__EXERCISE INPUTS__:

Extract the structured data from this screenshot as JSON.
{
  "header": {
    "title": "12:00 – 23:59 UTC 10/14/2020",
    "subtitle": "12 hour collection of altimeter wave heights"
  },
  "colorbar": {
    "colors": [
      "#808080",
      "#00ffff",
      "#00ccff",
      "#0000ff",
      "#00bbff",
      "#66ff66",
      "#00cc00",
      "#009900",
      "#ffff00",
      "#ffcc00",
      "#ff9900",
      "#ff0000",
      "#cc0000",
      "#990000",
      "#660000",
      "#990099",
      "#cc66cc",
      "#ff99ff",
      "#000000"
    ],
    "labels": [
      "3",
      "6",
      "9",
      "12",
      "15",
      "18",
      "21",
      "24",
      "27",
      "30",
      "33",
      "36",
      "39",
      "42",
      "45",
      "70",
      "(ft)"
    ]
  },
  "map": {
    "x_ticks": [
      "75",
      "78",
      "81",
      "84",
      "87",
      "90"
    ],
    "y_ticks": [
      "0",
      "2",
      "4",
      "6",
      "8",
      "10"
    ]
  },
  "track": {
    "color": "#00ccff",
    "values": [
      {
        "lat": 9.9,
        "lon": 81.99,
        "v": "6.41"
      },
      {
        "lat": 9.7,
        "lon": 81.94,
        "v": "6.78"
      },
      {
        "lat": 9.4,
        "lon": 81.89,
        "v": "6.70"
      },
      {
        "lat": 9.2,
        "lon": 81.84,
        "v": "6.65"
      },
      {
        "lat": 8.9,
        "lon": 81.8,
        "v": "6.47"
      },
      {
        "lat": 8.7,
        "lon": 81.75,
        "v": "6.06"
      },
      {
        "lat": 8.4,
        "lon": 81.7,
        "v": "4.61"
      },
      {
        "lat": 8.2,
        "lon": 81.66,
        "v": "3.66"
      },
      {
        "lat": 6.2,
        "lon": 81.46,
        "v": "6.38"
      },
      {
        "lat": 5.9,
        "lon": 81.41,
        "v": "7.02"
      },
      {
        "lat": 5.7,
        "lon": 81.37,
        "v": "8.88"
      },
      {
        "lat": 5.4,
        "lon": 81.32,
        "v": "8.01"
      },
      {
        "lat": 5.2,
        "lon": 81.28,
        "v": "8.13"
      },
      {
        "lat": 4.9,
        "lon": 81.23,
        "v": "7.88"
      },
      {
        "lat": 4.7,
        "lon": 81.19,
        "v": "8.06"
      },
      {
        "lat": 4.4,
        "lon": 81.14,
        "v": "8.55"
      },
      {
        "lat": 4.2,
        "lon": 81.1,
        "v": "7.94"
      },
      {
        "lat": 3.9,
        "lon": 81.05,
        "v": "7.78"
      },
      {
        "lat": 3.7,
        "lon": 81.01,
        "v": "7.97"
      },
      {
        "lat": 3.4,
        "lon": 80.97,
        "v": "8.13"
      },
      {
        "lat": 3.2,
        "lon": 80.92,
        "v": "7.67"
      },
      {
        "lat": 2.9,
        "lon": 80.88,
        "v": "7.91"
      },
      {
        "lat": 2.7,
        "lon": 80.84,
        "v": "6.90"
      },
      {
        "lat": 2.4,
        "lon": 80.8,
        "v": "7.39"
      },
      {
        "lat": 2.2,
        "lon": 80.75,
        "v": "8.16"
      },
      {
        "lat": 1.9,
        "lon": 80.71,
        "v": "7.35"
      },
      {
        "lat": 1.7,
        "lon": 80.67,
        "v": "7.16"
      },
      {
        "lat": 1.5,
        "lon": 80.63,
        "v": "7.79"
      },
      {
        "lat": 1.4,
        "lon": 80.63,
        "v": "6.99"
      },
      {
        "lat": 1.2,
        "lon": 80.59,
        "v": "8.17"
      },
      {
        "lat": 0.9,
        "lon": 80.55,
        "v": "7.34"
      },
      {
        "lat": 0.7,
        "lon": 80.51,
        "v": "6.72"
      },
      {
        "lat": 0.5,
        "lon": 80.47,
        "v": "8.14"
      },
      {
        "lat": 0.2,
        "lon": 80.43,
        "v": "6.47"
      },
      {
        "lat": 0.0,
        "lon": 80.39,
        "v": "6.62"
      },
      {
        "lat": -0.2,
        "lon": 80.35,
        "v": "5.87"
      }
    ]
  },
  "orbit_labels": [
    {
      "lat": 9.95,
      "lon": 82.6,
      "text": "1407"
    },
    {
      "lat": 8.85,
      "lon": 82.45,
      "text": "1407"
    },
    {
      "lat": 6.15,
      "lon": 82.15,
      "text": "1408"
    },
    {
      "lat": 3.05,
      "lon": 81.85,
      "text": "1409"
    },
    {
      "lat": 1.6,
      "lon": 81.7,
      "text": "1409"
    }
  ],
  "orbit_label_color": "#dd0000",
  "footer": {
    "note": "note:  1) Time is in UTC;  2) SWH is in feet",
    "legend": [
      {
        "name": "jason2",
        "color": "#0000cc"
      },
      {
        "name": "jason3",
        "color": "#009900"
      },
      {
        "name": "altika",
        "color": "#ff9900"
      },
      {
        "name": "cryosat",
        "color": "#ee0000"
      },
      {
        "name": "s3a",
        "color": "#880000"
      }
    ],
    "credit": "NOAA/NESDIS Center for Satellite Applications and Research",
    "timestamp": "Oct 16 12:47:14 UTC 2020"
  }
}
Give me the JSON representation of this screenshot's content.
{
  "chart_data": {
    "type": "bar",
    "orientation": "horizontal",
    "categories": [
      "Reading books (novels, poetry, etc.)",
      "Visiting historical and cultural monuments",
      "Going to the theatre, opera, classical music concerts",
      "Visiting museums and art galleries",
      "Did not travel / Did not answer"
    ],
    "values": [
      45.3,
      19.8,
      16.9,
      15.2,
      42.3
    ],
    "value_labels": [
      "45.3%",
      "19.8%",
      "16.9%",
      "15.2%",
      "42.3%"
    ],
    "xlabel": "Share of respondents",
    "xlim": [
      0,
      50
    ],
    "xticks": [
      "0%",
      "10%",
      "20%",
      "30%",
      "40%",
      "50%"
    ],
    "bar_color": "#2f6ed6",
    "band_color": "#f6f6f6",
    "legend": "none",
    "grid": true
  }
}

__EXERCISE REQUIREMENTS__: Only lines with the string "Visiting" belong in your answer; copy each one.

__FULL OUTPUT__:
      "Visiting historical and cultural monuments",
      "Visiting museums and art galleries",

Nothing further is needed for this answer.